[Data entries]
◆ ◆ ◆ ◆ ◆
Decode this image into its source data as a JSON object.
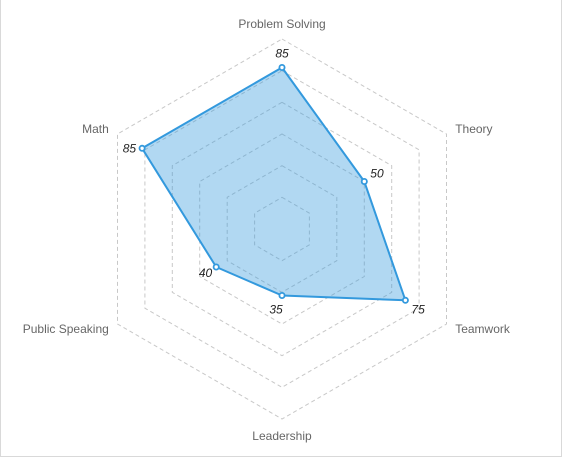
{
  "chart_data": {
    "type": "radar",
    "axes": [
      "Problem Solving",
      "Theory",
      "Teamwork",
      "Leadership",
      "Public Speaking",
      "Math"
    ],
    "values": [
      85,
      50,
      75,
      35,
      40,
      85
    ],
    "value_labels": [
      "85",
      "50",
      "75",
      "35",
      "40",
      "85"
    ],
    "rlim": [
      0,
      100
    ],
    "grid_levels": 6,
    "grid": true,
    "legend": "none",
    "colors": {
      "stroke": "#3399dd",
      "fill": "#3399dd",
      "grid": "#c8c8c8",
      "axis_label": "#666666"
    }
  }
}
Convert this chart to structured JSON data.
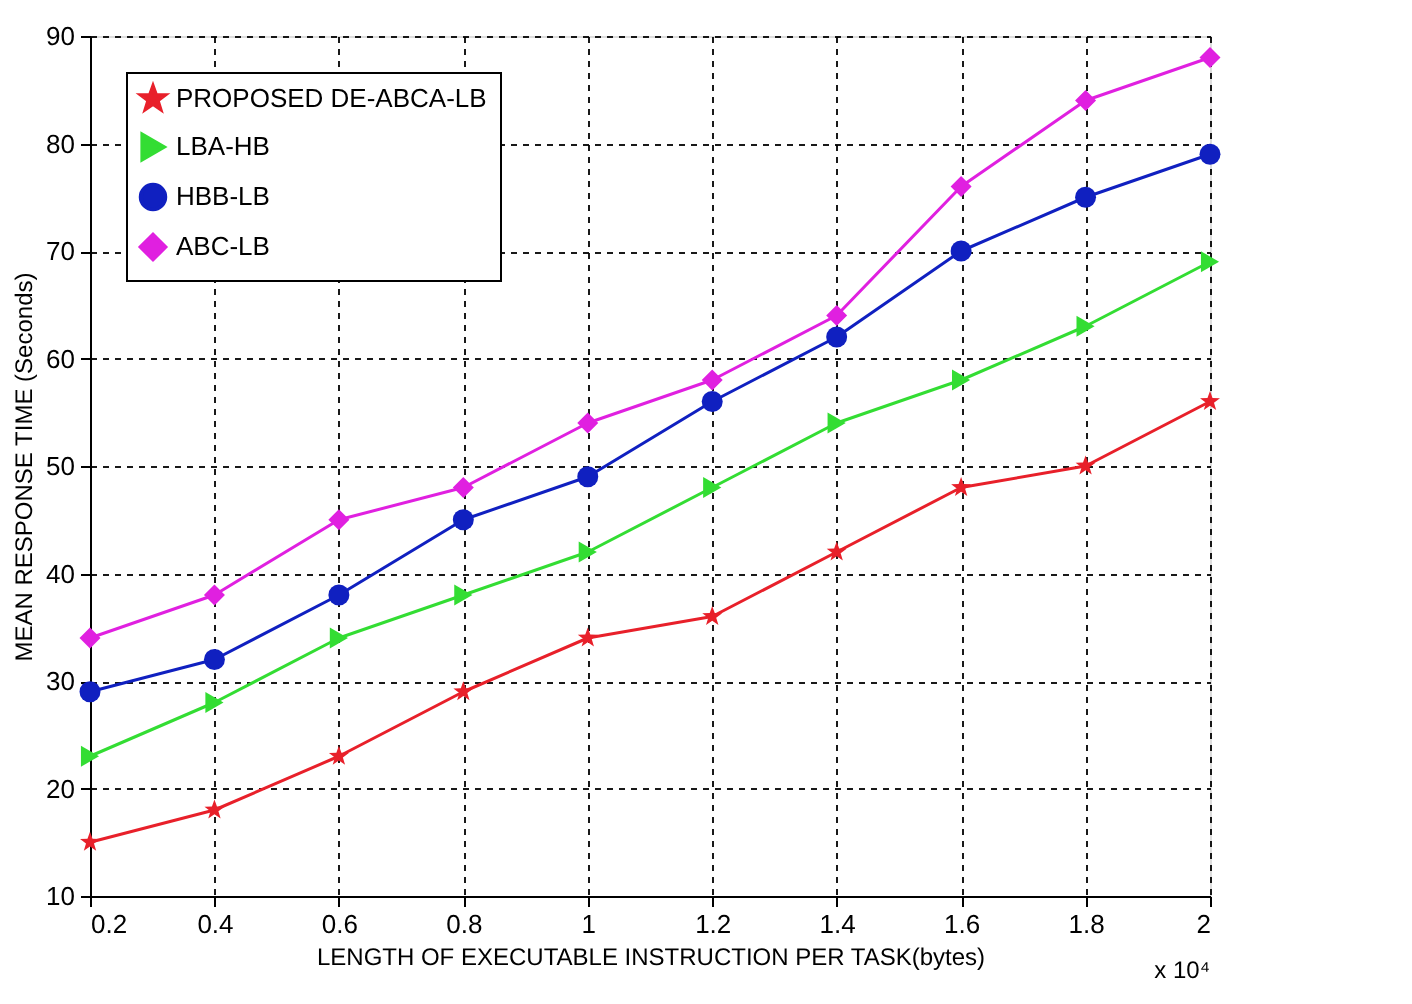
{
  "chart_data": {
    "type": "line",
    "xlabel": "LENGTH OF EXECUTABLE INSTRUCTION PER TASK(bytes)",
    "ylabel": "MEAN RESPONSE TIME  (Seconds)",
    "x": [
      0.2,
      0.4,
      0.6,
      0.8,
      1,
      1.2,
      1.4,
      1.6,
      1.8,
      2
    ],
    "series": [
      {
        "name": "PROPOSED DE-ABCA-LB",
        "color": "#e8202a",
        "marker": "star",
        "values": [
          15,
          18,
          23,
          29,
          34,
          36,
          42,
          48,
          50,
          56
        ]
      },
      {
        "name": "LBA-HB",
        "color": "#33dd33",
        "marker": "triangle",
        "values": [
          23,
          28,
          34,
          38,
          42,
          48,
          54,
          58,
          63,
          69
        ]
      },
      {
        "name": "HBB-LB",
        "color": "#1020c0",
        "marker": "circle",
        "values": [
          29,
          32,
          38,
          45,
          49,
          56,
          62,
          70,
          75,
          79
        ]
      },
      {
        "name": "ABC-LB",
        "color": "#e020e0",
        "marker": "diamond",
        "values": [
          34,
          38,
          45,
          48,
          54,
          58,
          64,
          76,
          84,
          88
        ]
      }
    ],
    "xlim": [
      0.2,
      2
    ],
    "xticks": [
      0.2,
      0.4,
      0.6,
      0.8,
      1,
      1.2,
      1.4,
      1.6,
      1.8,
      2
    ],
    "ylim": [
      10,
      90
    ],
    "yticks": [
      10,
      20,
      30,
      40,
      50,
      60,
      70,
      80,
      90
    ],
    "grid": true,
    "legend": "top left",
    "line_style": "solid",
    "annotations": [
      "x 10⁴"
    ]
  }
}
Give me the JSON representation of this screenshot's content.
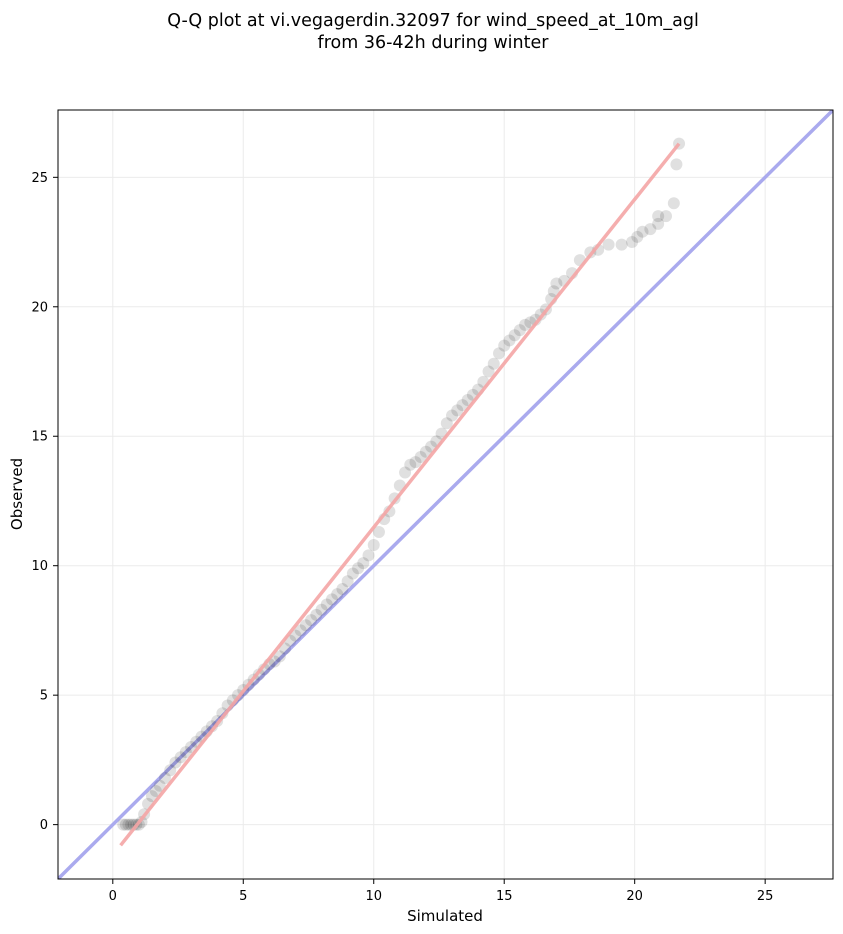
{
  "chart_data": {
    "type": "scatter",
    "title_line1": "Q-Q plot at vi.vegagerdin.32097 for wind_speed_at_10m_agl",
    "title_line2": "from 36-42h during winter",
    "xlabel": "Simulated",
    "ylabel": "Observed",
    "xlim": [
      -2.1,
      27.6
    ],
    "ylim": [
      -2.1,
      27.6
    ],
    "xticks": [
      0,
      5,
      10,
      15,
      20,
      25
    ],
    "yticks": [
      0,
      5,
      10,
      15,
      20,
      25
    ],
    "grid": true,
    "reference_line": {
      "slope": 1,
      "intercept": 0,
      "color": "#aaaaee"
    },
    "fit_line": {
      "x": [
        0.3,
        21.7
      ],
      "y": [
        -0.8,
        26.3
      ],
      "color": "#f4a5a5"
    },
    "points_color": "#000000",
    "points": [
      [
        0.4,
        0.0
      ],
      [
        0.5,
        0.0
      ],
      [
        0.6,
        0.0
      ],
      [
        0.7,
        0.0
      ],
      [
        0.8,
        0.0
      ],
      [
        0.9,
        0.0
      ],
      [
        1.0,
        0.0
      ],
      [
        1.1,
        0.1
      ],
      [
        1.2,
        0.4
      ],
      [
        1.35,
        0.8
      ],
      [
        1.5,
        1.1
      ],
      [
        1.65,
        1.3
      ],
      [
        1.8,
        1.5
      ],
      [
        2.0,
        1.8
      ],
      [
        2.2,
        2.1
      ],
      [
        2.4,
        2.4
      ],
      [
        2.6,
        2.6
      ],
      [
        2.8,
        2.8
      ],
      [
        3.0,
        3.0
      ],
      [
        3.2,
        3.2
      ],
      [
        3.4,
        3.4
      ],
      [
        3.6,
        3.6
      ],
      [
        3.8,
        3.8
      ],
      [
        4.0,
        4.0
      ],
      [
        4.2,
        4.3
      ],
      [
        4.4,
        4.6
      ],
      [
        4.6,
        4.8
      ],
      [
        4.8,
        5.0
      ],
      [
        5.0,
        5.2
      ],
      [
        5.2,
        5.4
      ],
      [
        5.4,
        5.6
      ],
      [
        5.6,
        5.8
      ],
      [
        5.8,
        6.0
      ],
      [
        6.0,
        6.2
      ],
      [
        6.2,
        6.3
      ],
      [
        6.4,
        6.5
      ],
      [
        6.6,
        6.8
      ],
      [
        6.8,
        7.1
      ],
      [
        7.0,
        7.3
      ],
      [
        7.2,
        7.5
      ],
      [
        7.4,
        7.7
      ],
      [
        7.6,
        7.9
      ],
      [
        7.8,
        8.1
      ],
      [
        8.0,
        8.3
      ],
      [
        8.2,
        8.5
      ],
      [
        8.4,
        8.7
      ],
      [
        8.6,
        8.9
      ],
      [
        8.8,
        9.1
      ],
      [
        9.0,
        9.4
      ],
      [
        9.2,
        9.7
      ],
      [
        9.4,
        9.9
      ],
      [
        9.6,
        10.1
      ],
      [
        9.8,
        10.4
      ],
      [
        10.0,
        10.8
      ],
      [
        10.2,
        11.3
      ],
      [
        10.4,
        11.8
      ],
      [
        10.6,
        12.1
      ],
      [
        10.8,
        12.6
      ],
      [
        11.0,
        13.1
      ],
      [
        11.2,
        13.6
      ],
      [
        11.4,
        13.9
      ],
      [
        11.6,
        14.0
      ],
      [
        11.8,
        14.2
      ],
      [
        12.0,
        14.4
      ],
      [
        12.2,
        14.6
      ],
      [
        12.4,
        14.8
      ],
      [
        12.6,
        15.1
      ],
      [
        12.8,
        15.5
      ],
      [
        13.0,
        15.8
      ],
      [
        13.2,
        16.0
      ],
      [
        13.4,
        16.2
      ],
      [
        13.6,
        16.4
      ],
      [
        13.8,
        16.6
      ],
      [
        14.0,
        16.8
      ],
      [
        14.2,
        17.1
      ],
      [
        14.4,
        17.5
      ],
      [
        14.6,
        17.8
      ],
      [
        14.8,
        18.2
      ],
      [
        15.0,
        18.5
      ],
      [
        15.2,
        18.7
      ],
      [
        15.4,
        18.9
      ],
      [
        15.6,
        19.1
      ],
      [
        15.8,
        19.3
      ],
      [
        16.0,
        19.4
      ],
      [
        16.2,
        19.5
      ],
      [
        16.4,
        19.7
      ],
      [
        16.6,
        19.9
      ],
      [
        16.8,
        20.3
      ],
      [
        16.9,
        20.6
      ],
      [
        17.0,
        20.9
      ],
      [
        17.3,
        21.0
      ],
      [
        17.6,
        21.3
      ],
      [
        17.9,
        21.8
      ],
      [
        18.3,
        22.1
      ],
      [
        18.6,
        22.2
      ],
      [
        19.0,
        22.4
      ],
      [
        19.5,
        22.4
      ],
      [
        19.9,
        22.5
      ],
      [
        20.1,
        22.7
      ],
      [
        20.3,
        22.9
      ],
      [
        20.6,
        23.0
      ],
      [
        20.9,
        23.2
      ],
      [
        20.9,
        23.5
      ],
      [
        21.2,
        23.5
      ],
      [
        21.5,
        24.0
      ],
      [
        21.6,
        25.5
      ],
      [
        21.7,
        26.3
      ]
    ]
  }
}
◆ ◆ ◆ ◆ ◆
- _Written task_: Return each line of the listing that holds the string "name".

- _Reply to the task_:
        "name": "PROPOSED DE-ABCA-LB",
        "name": "LBA-HB",
        "name": "HBB-LB",
        "name": "ABC-LB",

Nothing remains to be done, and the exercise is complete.